Stored data entries
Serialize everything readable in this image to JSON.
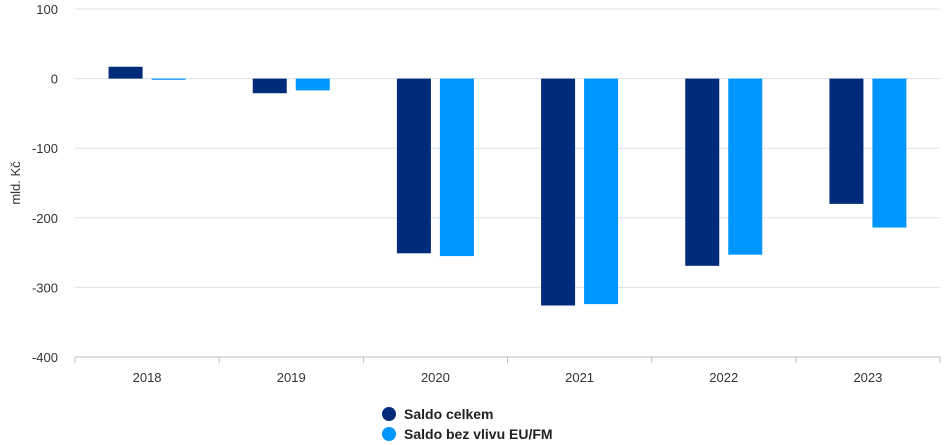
{
  "chart_data": {
    "type": "bar",
    "categories": [
      "2018",
      "2019",
      "2020",
      "2021",
      "2022",
      "2023"
    ],
    "series": [
      {
        "name": "Saldo celkem",
        "color": "#002a7a",
        "values": [
          17,
          -21,
          -251,
          -326,
          -269,
          -180
        ]
      },
      {
        "name": "Saldo bez vlivu EU/FM",
        "color": "#0096ff",
        "values": [
          -1,
          -17,
          -255,
          -324,
          -253,
          -214
        ]
      }
    ],
    "ylabel": "mld. Kč",
    "xlabel": "",
    "ylim": [
      -400,
      100
    ],
    "yticks": [
      100,
      0,
      -100,
      -200,
      -300,
      -400
    ],
    "grid": true,
    "legend_position": "bottom-center"
  }
}
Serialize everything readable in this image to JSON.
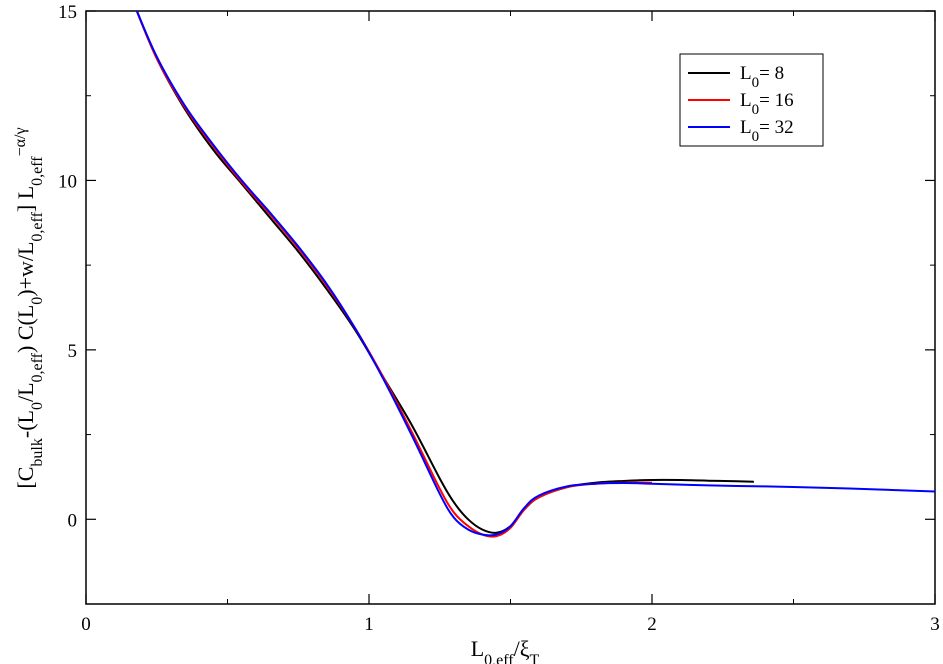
{
  "chart_data": {
    "type": "line",
    "title": "",
    "xlim": [
      0,
      3
    ],
    "ylim": [
      -2.5,
      15
    ],
    "xticks": [
      "0",
      "1",
      "2",
      "3"
    ],
    "yticks": [
      "0",
      "5",
      "10",
      "15"
    ],
    "xticks_values": [
      0,
      1,
      2,
      3
    ],
    "yticks_values": [
      0,
      5,
      10,
      15
    ],
    "xminor": [
      0.5,
      1.5,
      2.5
    ],
    "yminor": [
      2.5,
      7.5,
      12.5
    ],
    "xlabel": {
      "main": "L",
      "sub": "0,eff",
      "slash": "/ξ",
      "sub2": "T"
    },
    "ylabel": {
      "p1": "[C",
      "s1": "bulk",
      "p2": "-(L",
      "s2": "0",
      "p3": "/L",
      "s3": "0,eff",
      "p4": ") C(L",
      "s4": "0",
      "p5": ")+w/L",
      "s5": "0,eff",
      "p6": "] L",
      "s6": "0,eff",
      "sup": "−α/γ"
    },
    "grid": false,
    "legend_position": "top-right",
    "series": [
      {
        "name": "L0= 8",
        "legend_main": "L",
        "legend_sub": "0",
        "legend_rest": "=  8",
        "color": "#000000",
        "x": [
          0.17,
          0.25,
          0.35,
          0.45,
          0.55,
          0.65,
          0.75,
          0.85,
          0.95,
          1.05,
          1.15,
          1.25,
          1.3,
          1.35,
          1.4,
          1.45,
          1.5,
          1.55,
          1.6,
          1.7,
          1.8,
          1.9,
          2.0,
          2.1,
          2.2,
          2.3,
          2.36
        ],
        "values": [
          15.2,
          13.6,
          12.1,
          10.9,
          9.9,
          8.9,
          7.9,
          6.8,
          5.6,
          4.2,
          2.8,
          1.2,
          0.5,
          0.0,
          -0.3,
          -0.4,
          -0.2,
          0.3,
          0.65,
          0.95,
          1.08,
          1.13,
          1.16,
          1.16,
          1.14,
          1.12,
          1.11
        ]
      },
      {
        "name": "L0= 16",
        "legend_main": "L",
        "legend_sub": "0",
        "legend_rest": "= 16",
        "color": "#ff0000",
        "x": [
          0.17,
          0.25,
          0.35,
          0.45,
          0.55,
          0.65,
          0.75,
          0.85,
          0.95,
          1.05,
          1.15,
          1.25,
          1.3,
          1.35,
          1.4,
          1.45,
          1.5,
          1.55,
          1.6,
          1.7,
          1.8,
          1.9,
          2.0
        ],
        "values": [
          15.2,
          13.6,
          12.15,
          11.0,
          9.95,
          9.0,
          8.0,
          6.9,
          5.65,
          4.2,
          2.6,
          0.9,
          0.2,
          -0.2,
          -0.45,
          -0.5,
          -0.25,
          0.3,
          0.65,
          0.95,
          1.05,
          1.08,
          1.08
        ]
      },
      {
        "name": "L0= 32",
        "legend_main": "L",
        "legend_sub": "0",
        "legend_rest": "= 32",
        "color": "#0000ff",
        "x": [
          0.17,
          0.25,
          0.35,
          0.45,
          0.55,
          0.65,
          0.75,
          0.85,
          0.95,
          1.05,
          1.15,
          1.25,
          1.3,
          1.35,
          1.4,
          1.45,
          1.5,
          1.55,
          1.6,
          1.7,
          1.8,
          1.9,
          2.0,
          2.2,
          2.4,
          2.6,
          2.8,
          3.0
        ],
        "values": [
          15.2,
          13.65,
          12.2,
          11.05,
          10.0,
          9.05,
          8.05,
          6.95,
          5.65,
          4.15,
          2.5,
          0.75,
          0.05,
          -0.3,
          -0.45,
          -0.45,
          -0.2,
          0.35,
          0.7,
          0.97,
          1.05,
          1.07,
          1.05,
          1.0,
          0.97,
          0.93,
          0.88,
          0.82
        ]
      }
    ]
  }
}
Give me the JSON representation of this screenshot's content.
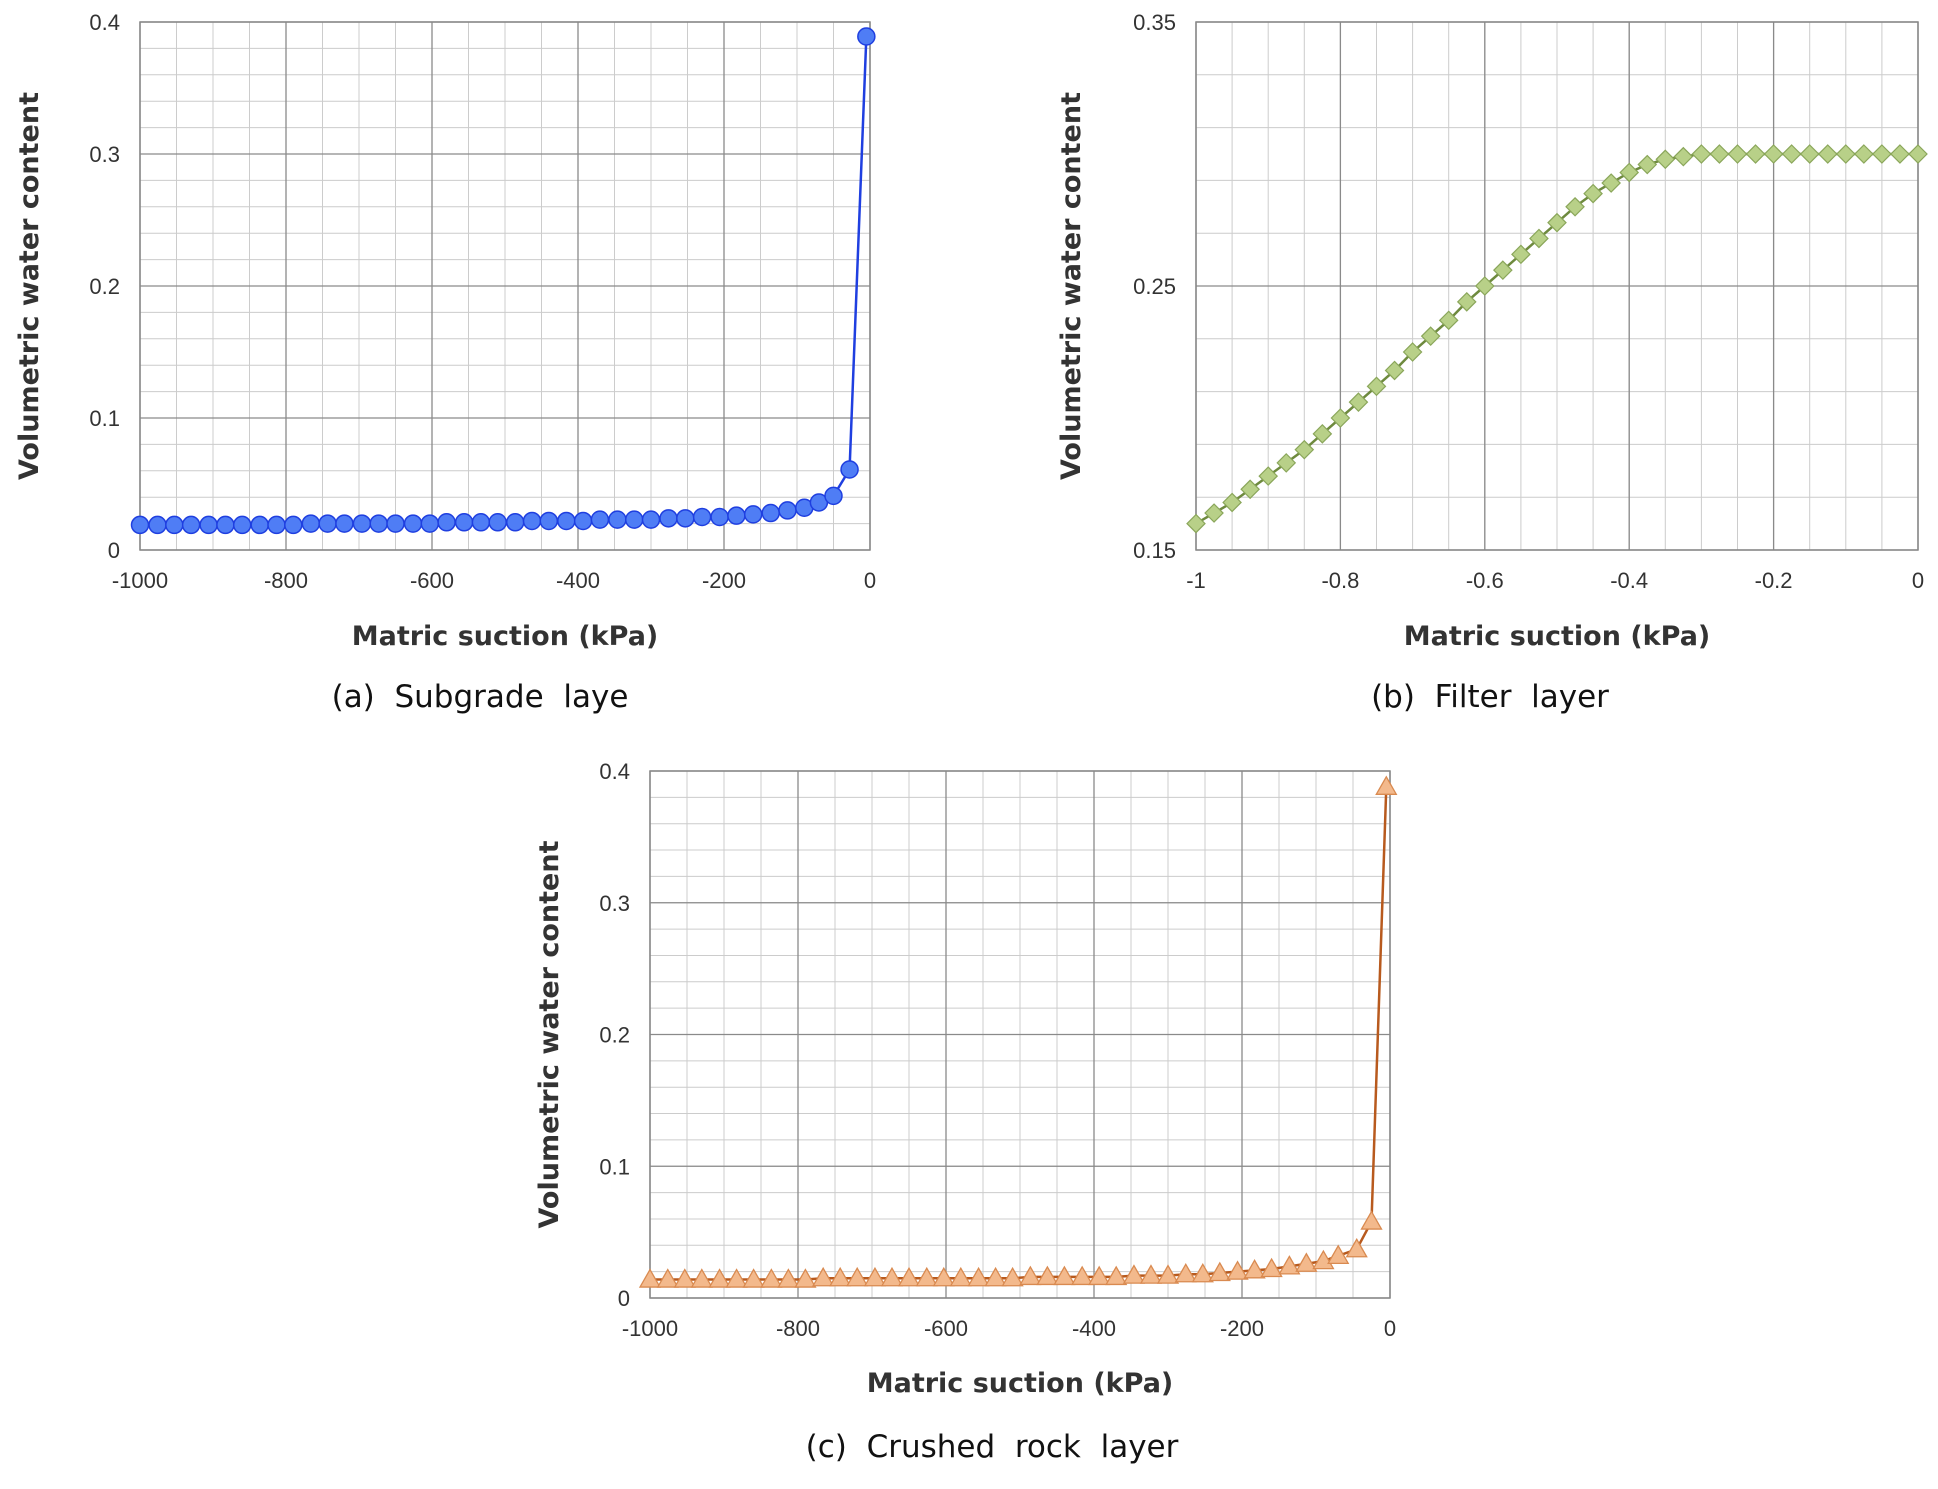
{
  "chart_data": [
    {
      "type": "line",
      "caption": "(a)  Subgrade  laye",
      "xlabel": "Matric suction (kPa)",
      "ylabel": "Volumetric water content",
      "xlim": [
        -1000,
        0
      ],
      "ylim": [
        0,
        0.4
      ],
      "xticks": [
        -1000,
        -800,
        -600,
        -400,
        -200,
        0
      ],
      "xtick_labels": [
        "-1000",
        "-800",
        "-600",
        "-400",
        "-200",
        "0"
      ],
      "yticks": [
        0,
        0.1,
        0.2,
        0.3,
        0.4
      ],
      "ytick_labels": [
        "0",
        "0.1",
        "0.2",
        "0.3",
        "0.4"
      ],
      "marker": "circle",
      "color": "#4f7df5",
      "line_color": "#1f3fe0",
      "grid": true,
      "series": [
        {
          "x": [
            -1000,
            -976,
            -953,
            -930,
            -906,
            -883,
            -860,
            -836,
            -813,
            -790,
            -766,
            -743,
            -720,
            -696,
            -673,
            -650,
            -626,
            -603,
            -580,
            -556,
            -533,
            -510,
            -486,
            -463,
            -440,
            -416,
            -393,
            -370,
            -346,
            -323,
            -300,
            -276,
            -253,
            -230,
            -206,
            -183,
            -160,
            -136,
            -113,
            -90,
            -70,
            -50,
            -28,
            -5
          ],
          "y": [
            0.019,
            0.019,
            0.019,
            0.019,
            0.019,
            0.019,
            0.019,
            0.019,
            0.019,
            0.019,
            0.02,
            0.02,
            0.02,
            0.02,
            0.02,
            0.02,
            0.02,
            0.02,
            0.021,
            0.021,
            0.021,
            0.021,
            0.021,
            0.022,
            0.022,
            0.022,
            0.022,
            0.023,
            0.023,
            0.023,
            0.023,
            0.024,
            0.024,
            0.025,
            0.025,
            0.026,
            0.027,
            0.028,
            0.03,
            0.032,
            0.036,
            0.041,
            0.061,
            0.389
          ]
        }
      ]
    },
    {
      "type": "line",
      "caption": "(b)  Filter  layer",
      "xlabel": "Matric suction (kPa)",
      "ylabel": "Volumetric water content",
      "xlim": [
        -1,
        0
      ],
      "ylim": [
        0.15,
        0.35
      ],
      "xticks": [
        -1,
        -0.8,
        -0.6,
        -0.4,
        -0.2,
        0
      ],
      "xtick_labels": [
        "-1",
        "-0.8",
        "-0.6",
        "-0.4",
        "-0.2",
        "0"
      ],
      "yticks": [
        0.15,
        0.25,
        0.35
      ],
      "ytick_labels": [
        "0.15",
        "0.25",
        "0.35"
      ],
      "marker": "diamond",
      "color": "#b8d088",
      "line_color": "#6e8a3e",
      "grid": true,
      "series": [
        {
          "x": [
            -1,
            -0.975,
            -0.95,
            -0.925,
            -0.9,
            -0.875,
            -0.85,
            -0.825,
            -0.8,
            -0.775,
            -0.75,
            -0.725,
            -0.7,
            -0.675,
            -0.65,
            -0.625,
            -0.6,
            -0.575,
            -0.55,
            -0.525,
            -0.5,
            -0.475,
            -0.45,
            -0.425,
            -0.4,
            -0.375,
            -0.35,
            -0.325,
            -0.3,
            -0.275,
            -0.25,
            -0.225,
            -0.2,
            -0.175,
            -0.15,
            -0.125,
            -0.1,
            -0.075,
            -0.05,
            -0.025,
            0
          ],
          "y": [
            0.16,
            0.164,
            0.168,
            0.173,
            0.178,
            0.183,
            0.188,
            0.194,
            0.2,
            0.206,
            0.212,
            0.218,
            0.225,
            0.231,
            0.237,
            0.244,
            0.25,
            0.256,
            0.262,
            0.268,
            0.274,
            0.28,
            0.285,
            0.289,
            0.293,
            0.296,
            0.298,
            0.299,
            0.3,
            0.3,
            0.3,
            0.3,
            0.3,
            0.3,
            0.3,
            0.3,
            0.3,
            0.3,
            0.3,
            0.3,
            0.3
          ]
        }
      ]
    },
    {
      "type": "line",
      "caption": "(c)  Crushed  rock  layer",
      "xlabel": "Matric suction (kPa)",
      "ylabel": "Volumetric water content",
      "xlim": [
        -1000,
        0
      ],
      "ylim": [
        0,
        0.4
      ],
      "xticks": [
        -1000,
        -800,
        -600,
        -400,
        -200,
        0
      ],
      "xtick_labels": [
        "-1000",
        "-800",
        "-600",
        "-400",
        "-200",
        "0"
      ],
      "yticks": [
        0,
        0.1,
        0.2,
        0.3,
        0.4
      ],
      "ytick_labels": [
        "0",
        "0.1",
        "0.2",
        "0.3",
        "0.4"
      ],
      "marker": "triangle",
      "color": "#f3b98c",
      "line_color": "#b85a1e",
      "grid": true,
      "series": [
        {
          "x": [
            -1000,
            -976,
            -953,
            -930,
            -906,
            -883,
            -860,
            -836,
            -813,
            -790,
            -766,
            -743,
            -720,
            -696,
            -673,
            -650,
            -626,
            -603,
            -580,
            -556,
            -533,
            -510,
            -486,
            -463,
            -440,
            -416,
            -393,
            -370,
            -346,
            -323,
            -300,
            -276,
            -253,
            -230,
            -206,
            -183,
            -160,
            -136,
            -113,
            -90,
            -70,
            -45,
            -25,
            -5
          ],
          "y": [
            0.014,
            0.014,
            0.014,
            0.014,
            0.014,
            0.014,
            0.014,
            0.014,
            0.014,
            0.014,
            0.015,
            0.015,
            0.015,
            0.015,
            0.015,
            0.015,
            0.015,
            0.015,
            0.015,
            0.015,
            0.015,
            0.015,
            0.016,
            0.016,
            0.016,
            0.016,
            0.016,
            0.016,
            0.017,
            0.017,
            0.017,
            0.018,
            0.018,
            0.019,
            0.02,
            0.021,
            0.022,
            0.024,
            0.026,
            0.028,
            0.032,
            0.037,
            0.058,
            0.388
          ]
        }
      ]
    }
  ]
}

## Your task
Point out every line holding the string "marker" and copy it.

## Solution to the problem
      "marker": "circle",
      "marker": "diamond",
      "marker": "triangle",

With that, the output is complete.